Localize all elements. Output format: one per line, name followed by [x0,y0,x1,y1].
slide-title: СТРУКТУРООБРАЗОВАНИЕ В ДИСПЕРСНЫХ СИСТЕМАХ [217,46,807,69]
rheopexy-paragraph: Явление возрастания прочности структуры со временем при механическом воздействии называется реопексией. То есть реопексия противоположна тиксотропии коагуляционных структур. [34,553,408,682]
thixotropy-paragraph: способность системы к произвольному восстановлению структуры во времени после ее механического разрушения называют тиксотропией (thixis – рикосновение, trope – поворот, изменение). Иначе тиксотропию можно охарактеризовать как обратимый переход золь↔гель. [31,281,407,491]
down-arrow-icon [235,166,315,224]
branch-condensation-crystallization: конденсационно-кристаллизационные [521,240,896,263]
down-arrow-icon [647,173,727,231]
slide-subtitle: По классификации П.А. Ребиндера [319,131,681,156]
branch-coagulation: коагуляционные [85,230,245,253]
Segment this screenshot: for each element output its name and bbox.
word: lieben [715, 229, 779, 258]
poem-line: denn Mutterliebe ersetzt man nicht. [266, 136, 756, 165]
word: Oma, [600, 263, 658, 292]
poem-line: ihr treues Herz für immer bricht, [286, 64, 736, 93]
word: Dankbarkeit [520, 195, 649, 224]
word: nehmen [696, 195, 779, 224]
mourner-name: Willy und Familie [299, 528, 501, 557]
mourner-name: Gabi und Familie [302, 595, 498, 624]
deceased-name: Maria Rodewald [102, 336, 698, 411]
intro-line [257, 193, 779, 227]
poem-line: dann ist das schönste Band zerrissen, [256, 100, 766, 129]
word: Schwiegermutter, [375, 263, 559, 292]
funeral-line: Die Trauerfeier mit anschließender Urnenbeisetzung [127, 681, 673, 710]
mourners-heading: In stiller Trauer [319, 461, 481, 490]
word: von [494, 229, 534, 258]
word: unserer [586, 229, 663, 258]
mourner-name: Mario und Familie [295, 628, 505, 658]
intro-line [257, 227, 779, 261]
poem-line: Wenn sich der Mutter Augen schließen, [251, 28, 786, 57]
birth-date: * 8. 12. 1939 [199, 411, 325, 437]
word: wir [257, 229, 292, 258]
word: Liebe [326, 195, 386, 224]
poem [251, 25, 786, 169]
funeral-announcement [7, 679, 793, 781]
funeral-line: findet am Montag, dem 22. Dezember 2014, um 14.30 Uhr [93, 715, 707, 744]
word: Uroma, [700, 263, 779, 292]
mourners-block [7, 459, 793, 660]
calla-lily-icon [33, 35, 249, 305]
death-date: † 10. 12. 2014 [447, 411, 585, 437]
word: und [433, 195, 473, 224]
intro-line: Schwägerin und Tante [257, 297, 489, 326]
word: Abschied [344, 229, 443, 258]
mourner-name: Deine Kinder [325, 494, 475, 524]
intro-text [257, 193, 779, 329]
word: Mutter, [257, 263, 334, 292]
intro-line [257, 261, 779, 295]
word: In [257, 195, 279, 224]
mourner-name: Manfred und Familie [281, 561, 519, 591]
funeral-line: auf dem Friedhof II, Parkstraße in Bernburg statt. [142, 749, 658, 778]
━━━
Reproduce word for word every line from the beginning of the data above through the line containing "word: unserer [586, 229, 663, 258]", with that final line included.

* In response
Localize all elements. Output format: one per line, name followed by [x0,y0,x1,y1].
slide-title: СТРУКТУРООБРАЗОВАНИЕ В ДИСПЕРСНЫХ СИСТЕМАХ [217,46,807,69]
rheopexy-paragraph: Явление возрастания прочности структуры со временем при механическом воздействии называется реопексией. То есть реопексия противоположна тиксотропии коагуляционных структур. [34,553,408,682]
thixotropy-paragraph: способность системы к произвольному восстановлению структуры во времени после ее механического разрушения называют тиксотропией (thixis – рикосновение, trope – поворот, изменение). Иначе тиксотропию можно охарактеризовать как обратимый переход золь↔гель. [31,281,407,491]
down-arrow-icon [235,166,315,224]
branch-condensation-crystallization: конденсационно-кристаллизационные [521,240,896,263]
down-arrow-icon [647,173,727,231]
slide-subtitle: По классификации П.А. Ребиндера [319,131,681,156]
branch-coagulation: коагуляционные [85,230,245,253]
Segment this screenshot: for each element output its name and bbox.
word: lieben [715, 229, 779, 258]
poem-line: denn Mutterliebe ersetzt man nicht. [266, 136, 756, 165]
word: Oma, [600, 263, 658, 292]
poem-line: ihr treues Herz für immer bricht, [286, 64, 736, 93]
word: Dankbarkeit [520, 195, 649, 224]
word: nehmen [696, 195, 779, 224]
mourner-name: Willy und Familie [299, 528, 501, 557]
mourner-name: Gabi und Familie [302, 595, 498, 624]
deceased-name: Maria Rodewald [102, 336, 698, 411]
intro-line [257, 193, 779, 227]
poem-line: dann ist das schönste Band zerrissen, [256, 100, 766, 129]
word: Schwiegermutter, [375, 263, 559, 292]
funeral-line: Die Trauerfeier mit anschließender Urnenbeisetzung [127, 681, 673, 710]
mourners-heading: In stiller Trauer [319, 461, 481, 490]
word: von [494, 229, 534, 258]
word: unserer [586, 229, 663, 258]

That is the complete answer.